THE DATA:
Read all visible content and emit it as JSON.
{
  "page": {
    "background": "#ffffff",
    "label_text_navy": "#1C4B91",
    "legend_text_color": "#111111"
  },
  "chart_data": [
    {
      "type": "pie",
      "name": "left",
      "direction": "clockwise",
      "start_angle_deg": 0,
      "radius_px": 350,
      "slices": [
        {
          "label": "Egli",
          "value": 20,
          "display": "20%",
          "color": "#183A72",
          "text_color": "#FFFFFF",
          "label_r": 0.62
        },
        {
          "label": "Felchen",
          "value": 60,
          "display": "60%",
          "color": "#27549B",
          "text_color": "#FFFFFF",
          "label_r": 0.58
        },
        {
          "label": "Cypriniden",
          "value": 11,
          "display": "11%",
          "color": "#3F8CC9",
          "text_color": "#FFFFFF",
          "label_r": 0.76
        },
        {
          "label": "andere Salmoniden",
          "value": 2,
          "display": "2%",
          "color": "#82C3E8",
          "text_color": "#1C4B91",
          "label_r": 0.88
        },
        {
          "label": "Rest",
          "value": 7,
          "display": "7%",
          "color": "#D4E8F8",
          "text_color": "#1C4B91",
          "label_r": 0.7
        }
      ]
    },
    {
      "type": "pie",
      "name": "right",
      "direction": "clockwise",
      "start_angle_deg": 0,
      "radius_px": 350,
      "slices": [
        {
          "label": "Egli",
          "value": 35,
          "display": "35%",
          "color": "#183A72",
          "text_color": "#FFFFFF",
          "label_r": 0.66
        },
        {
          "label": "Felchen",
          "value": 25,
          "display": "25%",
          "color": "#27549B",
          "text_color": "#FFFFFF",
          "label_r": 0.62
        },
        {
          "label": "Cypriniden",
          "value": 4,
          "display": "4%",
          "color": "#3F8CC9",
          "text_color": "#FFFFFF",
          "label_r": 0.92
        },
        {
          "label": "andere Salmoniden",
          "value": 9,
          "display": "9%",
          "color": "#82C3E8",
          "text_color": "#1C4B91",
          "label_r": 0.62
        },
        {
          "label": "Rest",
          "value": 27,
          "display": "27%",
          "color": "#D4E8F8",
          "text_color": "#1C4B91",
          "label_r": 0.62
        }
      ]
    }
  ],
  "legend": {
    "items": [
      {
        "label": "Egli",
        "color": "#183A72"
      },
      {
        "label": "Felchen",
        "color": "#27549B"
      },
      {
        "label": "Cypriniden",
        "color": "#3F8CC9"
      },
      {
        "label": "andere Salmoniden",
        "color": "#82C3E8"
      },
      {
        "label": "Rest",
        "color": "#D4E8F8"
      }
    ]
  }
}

STATED TASK: Every entry should be printed again exactly as it stands.

FULL RESPONSE:
Read all visible content and emit it as JSON.
{
  "page": {
    "background": "#ffffff",
    "label_text_navy": "#1C4B91",
    "legend_text_color": "#111111"
  },
  "chart_data": [
    {
      "type": "pie",
      "name": "left",
      "direction": "clockwise",
      "start_angle_deg": 0,
      "radius_px": 350,
      "slices": [
        {
          "label": "Egli",
          "value": 20,
          "display": "20%",
          "color": "#183A72",
          "text_color": "#FFFFFF",
          "label_r": 0.62
        },
        {
          "label": "Felchen",
          "value": 60,
          "display": "60%",
          "color": "#27549B",
          "text_color": "#FFFFFF",
          "label_r": 0.58
        },
        {
          "label": "Cypriniden",
          "value": 11,
          "display": "11%",
          "color": "#3F8CC9",
          "text_color": "#FFFFFF",
          "label_r": 0.76
        },
        {
          "label": "andere Salmoniden",
          "value": 2,
          "display": "2%",
          "color": "#82C3E8",
          "text_color": "#1C4B91",
          "label_r": 0.88
        },
        {
          "label": "Rest",
          "value": 7,
          "display": "7%",
          "color": "#D4E8F8",
          "text_color": "#1C4B91",
          "label_r": 0.7
        }
      ]
    },
    {
      "type": "pie",
      "name": "right",
      "direction": "clockwise",
      "start_angle_deg": 0,
      "radius_px": 350,
      "slices": [
        {
          "label": "Egli",
          "value": 35,
          "display": "35%",
          "color": "#183A72",
          "text_color": "#FFFFFF",
          "label_r": 0.66
        },
        {
          "label": "Felchen",
          "value": 25,
          "display": "25%",
          "color": "#27549B",
          "text_color": "#FFFFFF",
          "label_r": 0.62
        },
        {
          "label": "Cypriniden",
          "value": 4,
          "display": "4%",
          "color": "#3F8CC9",
          "text_color": "#FFFFFF",
          "label_r": 0.92
        },
        {
          "label": "andere Salmoniden",
          "value": 9,
          "display": "9%",
          "color": "#82C3E8",
          "text_color": "#1C4B91",
          "label_r": 0.62
        },
        {
          "label": "Rest",
          "value": 27,
          "display": "27%",
          "color": "#D4E8F8",
          "text_color": "#1C4B91",
          "label_r": 0.62
        }
      ]
    }
  ],
  "legend": {
    "items": [
      {
        "label": "Egli",
        "color": "#183A72"
      },
      {
        "label": "Felchen",
        "color": "#27549B"
      },
      {
        "label": "Cypriniden",
        "color": "#3F8CC9"
      },
      {
        "label": "andere Salmoniden",
        "color": "#82C3E8"
      },
      {
        "label": "Rest",
        "color": "#D4E8F8"
      }
    ]
  }
}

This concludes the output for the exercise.